EXERCISE DETAILS |
Without including the pictures, copy out every line below.

DATA RECORDS |
══════════
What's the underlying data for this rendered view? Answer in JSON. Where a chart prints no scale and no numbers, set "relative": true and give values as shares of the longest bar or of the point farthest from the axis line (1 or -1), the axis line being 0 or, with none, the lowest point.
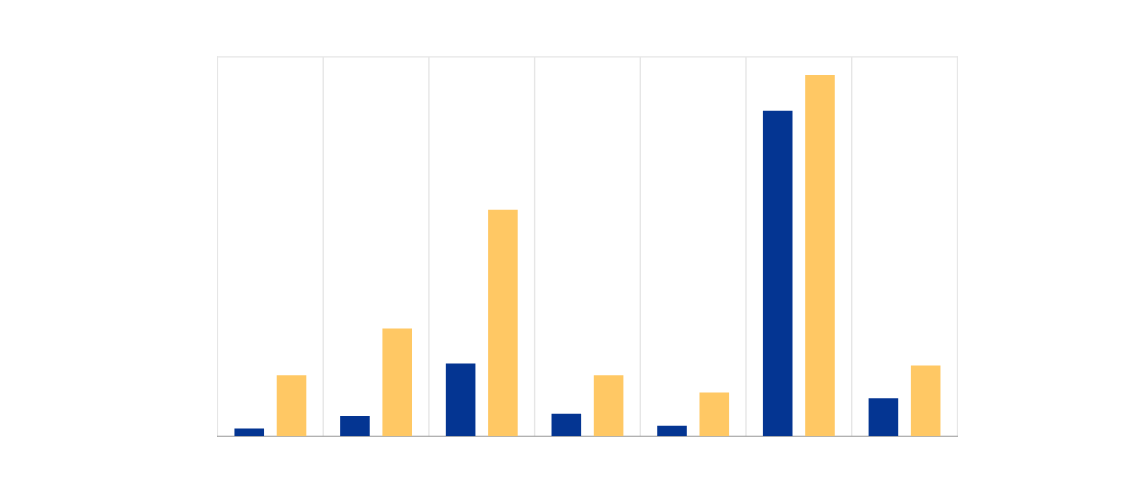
{
  "chart_data": {
    "type": "bar",
    "relative": true,
    "grid": "x",
    "categories": [
      null,
      null,
      null,
      null,
      null,
      null,
      null
    ],
    "series": [
      {
        "color": "#043592",
        "values": [
          0.021,
          0.056,
          0.201,
          0.062,
          0.029,
          0.901,
          0.105
        ]
      },
      {
        "color": "#ffc864",
        "values": [
          0.169,
          0.298,
          0.627,
          0.169,
          0.121,
          1,
          0.196
        ]
      }
    ]
  }
}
══════════
SOLVED EXERCISE |
What's the underlying data for this rendered view? Answer in JSON. Where a chart prints no scale and no numbers, set "relative": true and give values as shares of the longest bar or of the point farthest from the axis line (1 or -1), the axis line being 0 or, with none, the lowest point.
{
  "chart_data": {
    "type": "bar",
    "relative": true,
    "grid": "x",
    "categories": [
      null,
      null,
      null,
      null,
      null,
      null,
      null
    ],
    "series": [
      {
        "color": "#043592",
        "values": [
          0.021,
          0.056,
          0.201,
          0.062,
          0.029,
          0.901,
          0.105
        ]
      },
      {
        "color": "#ffc864",
        "values": [
          0.169,
          0.298,
          0.627,
          0.169,
          0.121,
          1,
          0.196
        ]
      }
    ]
  }
}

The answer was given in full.